§ Source records
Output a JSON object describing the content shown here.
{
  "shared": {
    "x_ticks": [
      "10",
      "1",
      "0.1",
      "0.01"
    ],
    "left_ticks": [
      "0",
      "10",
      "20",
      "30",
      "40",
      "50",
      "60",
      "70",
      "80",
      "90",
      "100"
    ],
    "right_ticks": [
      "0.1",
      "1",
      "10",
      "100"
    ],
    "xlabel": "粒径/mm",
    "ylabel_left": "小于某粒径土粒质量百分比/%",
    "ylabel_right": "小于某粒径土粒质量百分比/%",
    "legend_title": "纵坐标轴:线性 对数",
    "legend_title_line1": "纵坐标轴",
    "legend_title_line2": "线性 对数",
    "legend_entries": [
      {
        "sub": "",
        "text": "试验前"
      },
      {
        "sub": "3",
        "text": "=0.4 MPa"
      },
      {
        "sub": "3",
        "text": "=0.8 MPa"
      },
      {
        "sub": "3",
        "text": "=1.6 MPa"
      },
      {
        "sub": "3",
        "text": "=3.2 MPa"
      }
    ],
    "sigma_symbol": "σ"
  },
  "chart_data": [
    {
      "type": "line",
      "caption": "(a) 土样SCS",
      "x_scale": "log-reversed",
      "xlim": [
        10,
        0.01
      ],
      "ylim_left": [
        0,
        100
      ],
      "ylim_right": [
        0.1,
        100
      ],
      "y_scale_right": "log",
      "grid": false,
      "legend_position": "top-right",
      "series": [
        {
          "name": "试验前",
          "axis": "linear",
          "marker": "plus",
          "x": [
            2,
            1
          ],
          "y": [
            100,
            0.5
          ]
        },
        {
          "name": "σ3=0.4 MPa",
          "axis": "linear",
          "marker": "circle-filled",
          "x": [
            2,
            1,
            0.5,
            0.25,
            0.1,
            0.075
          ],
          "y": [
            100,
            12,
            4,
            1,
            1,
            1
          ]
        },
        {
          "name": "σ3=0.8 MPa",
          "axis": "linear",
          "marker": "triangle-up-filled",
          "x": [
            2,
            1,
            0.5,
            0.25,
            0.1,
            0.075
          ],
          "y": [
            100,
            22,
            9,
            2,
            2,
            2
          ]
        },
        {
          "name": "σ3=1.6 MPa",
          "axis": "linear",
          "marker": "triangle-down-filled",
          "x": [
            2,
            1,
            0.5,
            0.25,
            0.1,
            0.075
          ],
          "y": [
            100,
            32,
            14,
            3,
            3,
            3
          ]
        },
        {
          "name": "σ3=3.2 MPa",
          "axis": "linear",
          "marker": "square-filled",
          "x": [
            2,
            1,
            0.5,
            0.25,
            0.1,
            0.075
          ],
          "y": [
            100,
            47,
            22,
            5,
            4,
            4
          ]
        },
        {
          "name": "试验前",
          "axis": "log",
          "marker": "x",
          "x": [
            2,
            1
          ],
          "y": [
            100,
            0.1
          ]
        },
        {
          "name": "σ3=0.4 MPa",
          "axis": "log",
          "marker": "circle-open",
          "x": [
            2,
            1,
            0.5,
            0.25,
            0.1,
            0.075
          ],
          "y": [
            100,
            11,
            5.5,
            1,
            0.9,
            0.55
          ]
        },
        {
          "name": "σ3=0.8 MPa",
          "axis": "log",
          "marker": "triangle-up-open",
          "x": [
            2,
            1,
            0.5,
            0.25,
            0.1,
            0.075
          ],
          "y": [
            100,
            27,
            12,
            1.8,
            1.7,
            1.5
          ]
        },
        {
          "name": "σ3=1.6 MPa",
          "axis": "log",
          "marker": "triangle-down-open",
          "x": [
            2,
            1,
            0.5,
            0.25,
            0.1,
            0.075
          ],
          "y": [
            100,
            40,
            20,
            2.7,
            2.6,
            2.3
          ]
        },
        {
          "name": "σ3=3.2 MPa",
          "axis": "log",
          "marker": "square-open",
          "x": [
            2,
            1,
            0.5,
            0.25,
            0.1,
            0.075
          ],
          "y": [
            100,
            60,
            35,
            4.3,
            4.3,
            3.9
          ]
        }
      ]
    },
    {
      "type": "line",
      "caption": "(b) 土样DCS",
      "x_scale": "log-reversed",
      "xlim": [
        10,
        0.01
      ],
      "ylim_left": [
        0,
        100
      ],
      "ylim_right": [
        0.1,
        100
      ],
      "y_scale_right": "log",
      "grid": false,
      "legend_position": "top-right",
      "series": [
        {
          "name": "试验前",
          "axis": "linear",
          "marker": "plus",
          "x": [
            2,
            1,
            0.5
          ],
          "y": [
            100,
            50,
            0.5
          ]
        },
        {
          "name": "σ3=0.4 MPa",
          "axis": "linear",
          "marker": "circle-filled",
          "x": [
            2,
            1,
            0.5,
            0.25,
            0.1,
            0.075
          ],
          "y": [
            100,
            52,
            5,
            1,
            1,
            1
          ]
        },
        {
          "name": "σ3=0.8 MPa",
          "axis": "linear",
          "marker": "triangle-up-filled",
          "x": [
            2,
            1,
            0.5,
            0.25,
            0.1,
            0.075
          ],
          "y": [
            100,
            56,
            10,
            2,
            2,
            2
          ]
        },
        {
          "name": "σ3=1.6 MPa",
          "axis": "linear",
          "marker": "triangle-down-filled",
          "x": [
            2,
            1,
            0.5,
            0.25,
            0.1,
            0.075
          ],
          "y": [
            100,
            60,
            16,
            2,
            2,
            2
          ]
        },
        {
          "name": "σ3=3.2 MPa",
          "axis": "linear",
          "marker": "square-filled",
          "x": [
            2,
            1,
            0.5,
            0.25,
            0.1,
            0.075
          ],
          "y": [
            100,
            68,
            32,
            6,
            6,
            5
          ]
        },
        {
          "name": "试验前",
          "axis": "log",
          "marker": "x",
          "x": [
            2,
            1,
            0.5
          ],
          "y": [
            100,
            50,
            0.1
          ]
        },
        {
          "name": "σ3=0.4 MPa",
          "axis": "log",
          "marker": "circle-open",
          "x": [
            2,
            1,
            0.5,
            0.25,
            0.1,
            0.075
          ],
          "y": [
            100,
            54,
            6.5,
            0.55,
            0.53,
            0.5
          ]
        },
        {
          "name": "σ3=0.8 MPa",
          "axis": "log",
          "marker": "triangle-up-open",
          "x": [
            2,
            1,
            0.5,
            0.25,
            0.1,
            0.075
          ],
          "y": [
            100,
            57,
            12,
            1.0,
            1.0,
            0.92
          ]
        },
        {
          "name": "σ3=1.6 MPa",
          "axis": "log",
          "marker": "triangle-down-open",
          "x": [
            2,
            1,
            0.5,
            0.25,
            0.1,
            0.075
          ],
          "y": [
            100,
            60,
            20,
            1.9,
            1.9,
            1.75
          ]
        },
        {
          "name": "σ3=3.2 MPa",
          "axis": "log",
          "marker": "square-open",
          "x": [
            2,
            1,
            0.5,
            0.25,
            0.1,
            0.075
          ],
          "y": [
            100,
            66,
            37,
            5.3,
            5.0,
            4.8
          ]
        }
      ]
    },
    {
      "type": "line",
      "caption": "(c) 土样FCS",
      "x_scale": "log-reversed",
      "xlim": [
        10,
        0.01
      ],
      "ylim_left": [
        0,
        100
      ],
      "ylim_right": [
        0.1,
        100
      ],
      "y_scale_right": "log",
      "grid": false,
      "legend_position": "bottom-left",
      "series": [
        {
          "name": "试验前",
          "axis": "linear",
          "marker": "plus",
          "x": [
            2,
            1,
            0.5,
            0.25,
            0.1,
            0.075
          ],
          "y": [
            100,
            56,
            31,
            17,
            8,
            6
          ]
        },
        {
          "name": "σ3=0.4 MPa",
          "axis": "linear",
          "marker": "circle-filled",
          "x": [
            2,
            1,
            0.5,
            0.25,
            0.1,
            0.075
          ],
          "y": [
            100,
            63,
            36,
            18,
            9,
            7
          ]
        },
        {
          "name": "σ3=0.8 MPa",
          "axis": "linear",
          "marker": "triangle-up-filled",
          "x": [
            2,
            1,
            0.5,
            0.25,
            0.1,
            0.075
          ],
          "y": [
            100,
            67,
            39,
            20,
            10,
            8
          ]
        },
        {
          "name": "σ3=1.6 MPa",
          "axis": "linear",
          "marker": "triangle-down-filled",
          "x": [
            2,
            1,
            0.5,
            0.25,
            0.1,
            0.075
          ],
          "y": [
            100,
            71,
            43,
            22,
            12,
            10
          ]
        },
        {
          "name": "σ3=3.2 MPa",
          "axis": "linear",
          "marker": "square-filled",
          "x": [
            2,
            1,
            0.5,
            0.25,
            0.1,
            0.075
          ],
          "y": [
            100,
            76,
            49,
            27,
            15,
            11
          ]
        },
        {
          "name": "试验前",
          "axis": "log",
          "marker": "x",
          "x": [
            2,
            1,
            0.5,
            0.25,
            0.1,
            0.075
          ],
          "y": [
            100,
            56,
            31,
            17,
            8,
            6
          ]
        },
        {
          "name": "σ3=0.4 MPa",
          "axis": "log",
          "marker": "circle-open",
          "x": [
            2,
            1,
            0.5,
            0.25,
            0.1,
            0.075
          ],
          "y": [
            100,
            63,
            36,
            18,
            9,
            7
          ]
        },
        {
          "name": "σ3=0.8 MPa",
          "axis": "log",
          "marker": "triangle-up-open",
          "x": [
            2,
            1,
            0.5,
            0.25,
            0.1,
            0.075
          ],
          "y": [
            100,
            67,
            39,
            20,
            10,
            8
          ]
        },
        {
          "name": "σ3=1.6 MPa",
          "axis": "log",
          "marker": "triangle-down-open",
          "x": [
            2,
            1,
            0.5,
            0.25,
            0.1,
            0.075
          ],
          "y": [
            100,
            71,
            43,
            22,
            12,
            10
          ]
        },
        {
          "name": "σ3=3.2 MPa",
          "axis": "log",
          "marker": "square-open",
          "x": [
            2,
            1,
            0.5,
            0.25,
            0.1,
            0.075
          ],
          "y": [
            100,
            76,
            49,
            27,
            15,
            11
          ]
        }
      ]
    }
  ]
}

§ Problem to solve
Look over the material above and show each line where "caption" appears.

§ Written solution
      "caption": "(a) 土样SCS",
      "caption": "(b) 土样DCS",
      "caption": "(c) 土样FCS",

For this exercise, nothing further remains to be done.